### Your task
Gather the lines below that include the string "name", copying each in full.

##### Supplied records

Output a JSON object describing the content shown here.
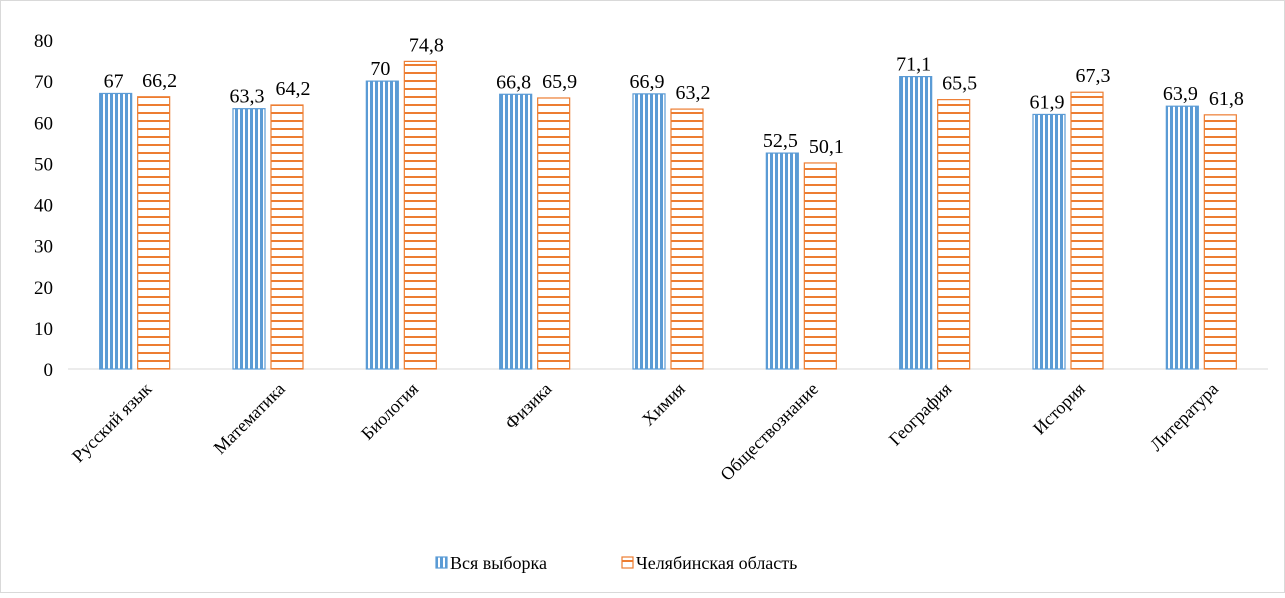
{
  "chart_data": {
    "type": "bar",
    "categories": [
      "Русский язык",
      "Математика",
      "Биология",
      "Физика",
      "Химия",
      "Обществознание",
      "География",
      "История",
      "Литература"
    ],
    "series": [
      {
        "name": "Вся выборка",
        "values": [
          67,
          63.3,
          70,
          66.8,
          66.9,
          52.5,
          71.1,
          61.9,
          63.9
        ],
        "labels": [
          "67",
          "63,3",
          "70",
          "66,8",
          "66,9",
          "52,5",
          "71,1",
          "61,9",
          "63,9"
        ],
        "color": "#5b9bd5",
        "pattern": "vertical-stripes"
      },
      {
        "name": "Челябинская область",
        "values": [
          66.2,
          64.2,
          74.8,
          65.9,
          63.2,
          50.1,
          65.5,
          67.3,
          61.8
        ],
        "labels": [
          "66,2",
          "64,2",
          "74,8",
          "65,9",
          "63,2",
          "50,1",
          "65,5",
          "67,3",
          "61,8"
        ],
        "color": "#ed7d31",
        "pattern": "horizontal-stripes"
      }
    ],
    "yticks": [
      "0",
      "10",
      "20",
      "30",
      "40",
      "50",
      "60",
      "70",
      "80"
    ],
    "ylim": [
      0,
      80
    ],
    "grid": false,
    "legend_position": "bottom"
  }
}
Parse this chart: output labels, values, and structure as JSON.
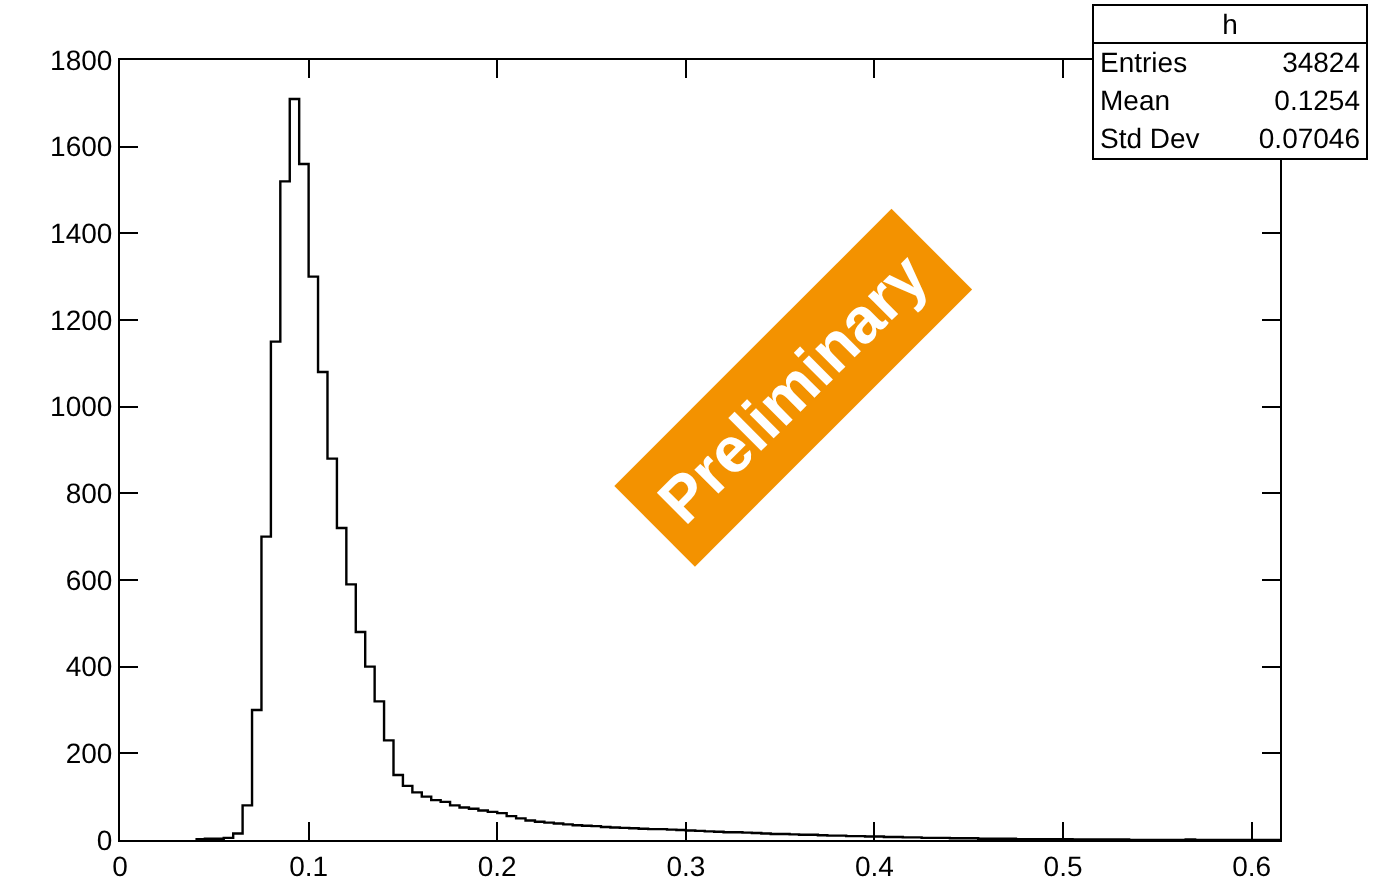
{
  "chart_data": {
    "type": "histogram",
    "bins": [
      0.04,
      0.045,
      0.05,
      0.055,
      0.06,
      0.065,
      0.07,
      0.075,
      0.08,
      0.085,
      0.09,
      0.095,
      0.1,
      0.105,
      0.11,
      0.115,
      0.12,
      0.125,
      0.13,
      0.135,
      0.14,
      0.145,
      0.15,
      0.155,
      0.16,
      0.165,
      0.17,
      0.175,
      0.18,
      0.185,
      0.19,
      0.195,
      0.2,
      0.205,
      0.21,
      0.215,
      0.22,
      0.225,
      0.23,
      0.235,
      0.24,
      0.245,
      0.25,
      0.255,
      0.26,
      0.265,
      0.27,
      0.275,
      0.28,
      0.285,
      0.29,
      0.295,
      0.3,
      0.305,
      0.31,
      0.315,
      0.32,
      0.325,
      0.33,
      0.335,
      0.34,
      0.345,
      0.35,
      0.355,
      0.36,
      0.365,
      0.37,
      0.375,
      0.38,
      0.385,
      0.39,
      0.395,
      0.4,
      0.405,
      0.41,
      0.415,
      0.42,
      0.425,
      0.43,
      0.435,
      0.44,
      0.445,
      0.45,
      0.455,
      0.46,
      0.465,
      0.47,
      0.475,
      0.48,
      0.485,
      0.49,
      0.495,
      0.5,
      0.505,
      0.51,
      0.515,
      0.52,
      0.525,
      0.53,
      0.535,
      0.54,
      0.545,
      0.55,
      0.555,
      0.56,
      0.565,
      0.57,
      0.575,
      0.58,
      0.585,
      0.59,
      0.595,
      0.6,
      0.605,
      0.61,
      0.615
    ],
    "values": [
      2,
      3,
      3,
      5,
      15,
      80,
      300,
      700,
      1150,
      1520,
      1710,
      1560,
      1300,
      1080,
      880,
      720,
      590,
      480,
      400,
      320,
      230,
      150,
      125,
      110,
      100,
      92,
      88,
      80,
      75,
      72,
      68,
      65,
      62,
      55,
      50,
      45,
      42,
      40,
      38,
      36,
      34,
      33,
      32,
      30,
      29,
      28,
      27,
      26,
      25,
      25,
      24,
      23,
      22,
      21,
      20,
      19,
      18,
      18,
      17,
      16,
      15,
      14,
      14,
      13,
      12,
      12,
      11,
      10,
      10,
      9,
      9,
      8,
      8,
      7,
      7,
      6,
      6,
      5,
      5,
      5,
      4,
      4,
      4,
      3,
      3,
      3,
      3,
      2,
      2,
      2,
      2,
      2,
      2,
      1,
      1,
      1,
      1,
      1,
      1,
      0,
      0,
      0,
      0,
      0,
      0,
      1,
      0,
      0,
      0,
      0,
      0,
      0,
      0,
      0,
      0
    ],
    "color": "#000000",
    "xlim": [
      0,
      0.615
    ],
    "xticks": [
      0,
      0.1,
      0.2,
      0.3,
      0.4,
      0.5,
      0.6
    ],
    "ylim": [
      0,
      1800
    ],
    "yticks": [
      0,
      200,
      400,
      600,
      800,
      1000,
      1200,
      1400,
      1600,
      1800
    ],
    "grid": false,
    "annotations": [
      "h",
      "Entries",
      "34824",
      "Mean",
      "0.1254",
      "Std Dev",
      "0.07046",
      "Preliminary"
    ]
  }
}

##########

### Result below
        "name": "Вся выборка",
        "name": "Челябинская область",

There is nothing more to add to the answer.